## [Brief]
Your copy of the material below should match it exactly, except that it holds no pictures.
-*-*-
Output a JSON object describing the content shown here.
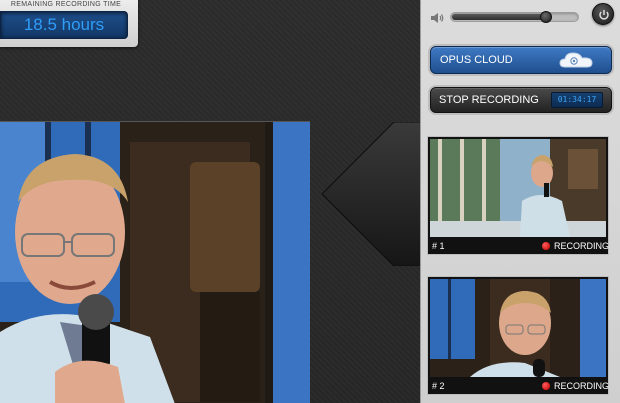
{
  "recording_time": {
    "label": "REMAINING RECORDING TIME",
    "value": "18.5 hours"
  },
  "controls": {
    "volume_level": 0.75,
    "volume_icon": "speaker-icon",
    "power_icon": "power-icon",
    "cloud_button_label": "OPUS CLOUD",
    "cloud_icon": "cloud-icon",
    "stop_button_label": "STOP RECORDING",
    "elapsed_time": "01:34:17"
  },
  "cameras": [
    {
      "number": "# 1",
      "status": "RECORDING",
      "selected": true
    },
    {
      "number": "# 2",
      "status": "RECORDING",
      "selected": false
    }
  ],
  "colors": {
    "accent_blue": "#2f9cf5",
    "recording_red": "#d60000",
    "cloud_button": "#2a5ea4"
  }
}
-*-*-
## [Result]
Output a JSON object describing the content shown here.
{
  "recording_time": {
    "label": "REMAINING RECORDING TIME",
    "value": "18.5 hours"
  },
  "controls": {
    "volume_level": 0.75,
    "volume_icon": "speaker-icon",
    "power_icon": "power-icon",
    "cloud_button_label": "OPUS CLOUD",
    "cloud_icon": "cloud-icon",
    "stop_button_label": "STOP RECORDING",
    "elapsed_time": "01:34:17"
  },
  "cameras": [
    {
      "number": "# 1",
      "status": "RECORDING",
      "selected": true
    },
    {
      "number": "# 2",
      "status": "RECORDING",
      "selected": false
    }
  ],
  "colors": {
    "accent_blue": "#2f9cf5",
    "recording_red": "#d60000",
    "cloud_button": "#2a5ea4"
  }
}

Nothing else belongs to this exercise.